Using the material below, copy every line where "label" appears.

****************

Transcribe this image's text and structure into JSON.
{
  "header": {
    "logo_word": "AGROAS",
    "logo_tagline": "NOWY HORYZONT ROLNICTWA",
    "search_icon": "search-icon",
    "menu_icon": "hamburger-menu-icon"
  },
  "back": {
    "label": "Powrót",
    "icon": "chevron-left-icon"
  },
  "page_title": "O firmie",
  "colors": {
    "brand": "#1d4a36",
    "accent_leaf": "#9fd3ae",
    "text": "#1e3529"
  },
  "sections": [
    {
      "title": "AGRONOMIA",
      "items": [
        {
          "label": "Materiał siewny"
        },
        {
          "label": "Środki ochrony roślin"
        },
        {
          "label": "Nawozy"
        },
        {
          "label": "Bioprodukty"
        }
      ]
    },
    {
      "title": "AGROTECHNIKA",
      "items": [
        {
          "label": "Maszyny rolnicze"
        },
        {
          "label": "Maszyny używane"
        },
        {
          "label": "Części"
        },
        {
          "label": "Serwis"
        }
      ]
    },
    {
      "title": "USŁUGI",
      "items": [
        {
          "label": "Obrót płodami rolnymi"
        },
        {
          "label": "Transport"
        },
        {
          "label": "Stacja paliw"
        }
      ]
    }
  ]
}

****************

### [ANSWER FOR THIS EXERCISE]
    "label": "Powrót",
          "label": "Materiał siewny"
          "label": "Środki ochrony roślin"
          "label": "Nawozy"
          "label": "Bioprodukty"
          "label": "Maszyny rolnicze"
          "label": "Maszyny używane"
          "label": "Części"
          "label": "Serwis"
          "label": "Obrót płodami rolnymi"
          "label": "Transport"
          "label": "Stacja paliw"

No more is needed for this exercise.